## PROMPT
Pictures stay out of the copy; set down each line of the listing below exactly.

Data entries:
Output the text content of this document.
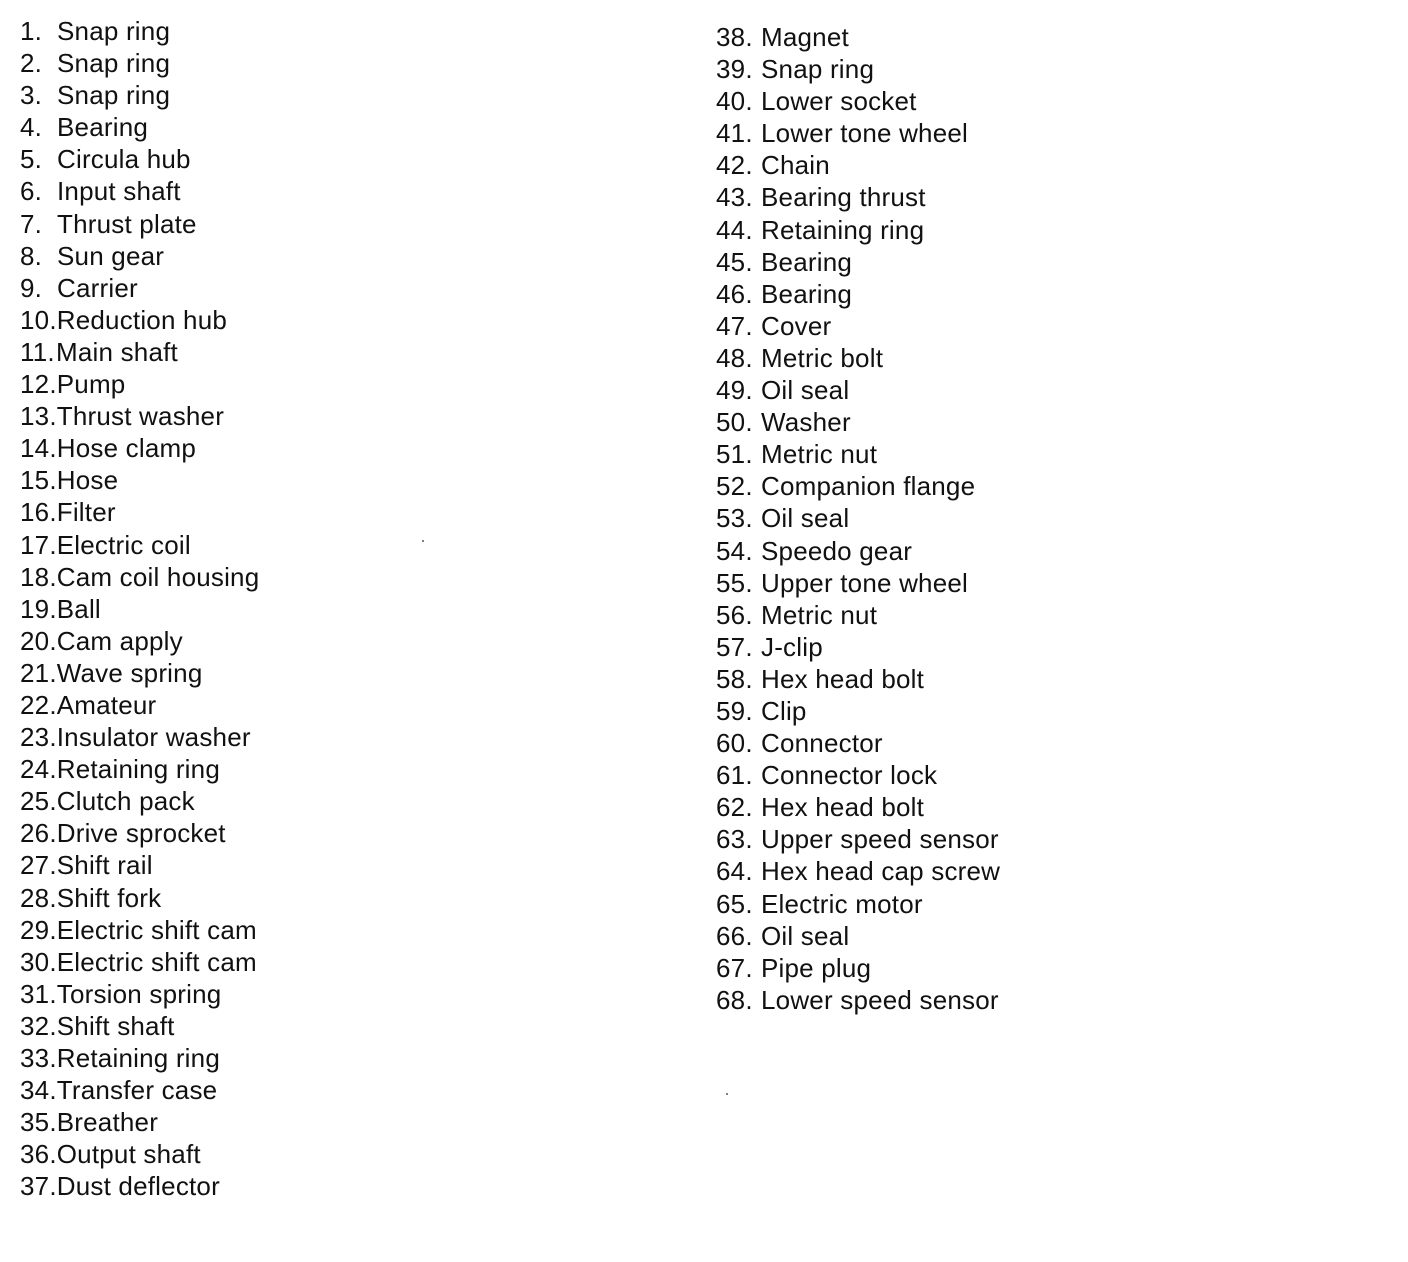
1. Snap ring
2. Snap ring
3. Snap ring
4. Bearing
5. Circula hub
6. Input shaft
7. Thrust plate
8. Sun gear
9. Carrier
10.Reduction hub
11.Main shaft
12.Pump
13.Thrust washer
14.Hose clamp
15.Hose
16.Filter
17.Electric coil
18.Cam coil housing
19.Ball
20.Cam apply
21.Wave spring
22.Amateur
23.Insulator washer
24.Retaining ring
25.Clutch pack
26.Drive sprocket
27.Shift rail
28.Shift fork
29.Electric shift cam
30.Electric shift cam
31.Torsion spring
32.Shift shaft
33.Retaining ring
34.Transfer case
35.Breather
36.Output shaft
37.Dust deflector
38. Magnet
39. Snap ring
40. Lower socket
41. Lower tone wheel
42. Chain
43. Bearing thrust
44. Retaining ring
45. Bearing
46. Bearing
47. Cover
48. Metric bolt
49. Oil seal
50. Washer
51. Metric nut
52. Companion flange
53. Oil seal
54. Speedo gear
55. Upper tone wheel
56. Metric nut
57. J-clip
58. Hex head bolt
59. Clip
60. Connector
61. Connector lock
62. Hex head bolt
63. Upper speed sensor
64. Hex head cap screw
65. Electric motor
66. Oil seal
67. Pipe plug
68. Lower speed sensor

## FINISHED TASK
Output the text content of this document.
1. Snap ring
2. Snap ring
3. Snap ring
4. Bearing
5. Circula hub
6. Input shaft
7. Thrust plate
8. Sun gear
9. Carrier
10.Reduction hub
11.Main shaft
12.Pump
13.Thrust washer
14.Hose clamp
15.Hose
16.Filter
17.Electric coil
18.Cam coil housing
19.Ball
20.Cam apply
21.Wave spring
22.Amateur
23.Insulator washer
24.Retaining ring
25.Clutch pack
26.Drive sprocket
27.Shift rail
28.Shift fork
29.Electric shift cam
30.Electric shift cam
31.Torsion spring
32.Shift shaft
33.Retaining ring
34.Transfer case
35.Breather
36.Output shaft
37.Dust deflector
38. Magnet
39. Snap ring
40. Lower socket
41. Lower tone wheel
42. Chain
43. Bearing thrust
44. Retaining ring
45. Bearing
46. Bearing
47. Cover
48. Metric bolt
49. Oil seal
50. Washer
51. Metric nut
52. Companion flange
53. Oil seal
54. Speedo gear
55. Upper tone wheel
56. Metric nut
57. J-clip
58. Hex head bolt
59. Clip
60. Connector
61. Connector lock
62. Hex head bolt
63. Upper speed sensor
64. Hex head cap screw
65. Electric motor
66. Oil seal
67. Pipe plug
68. Lower speed sensor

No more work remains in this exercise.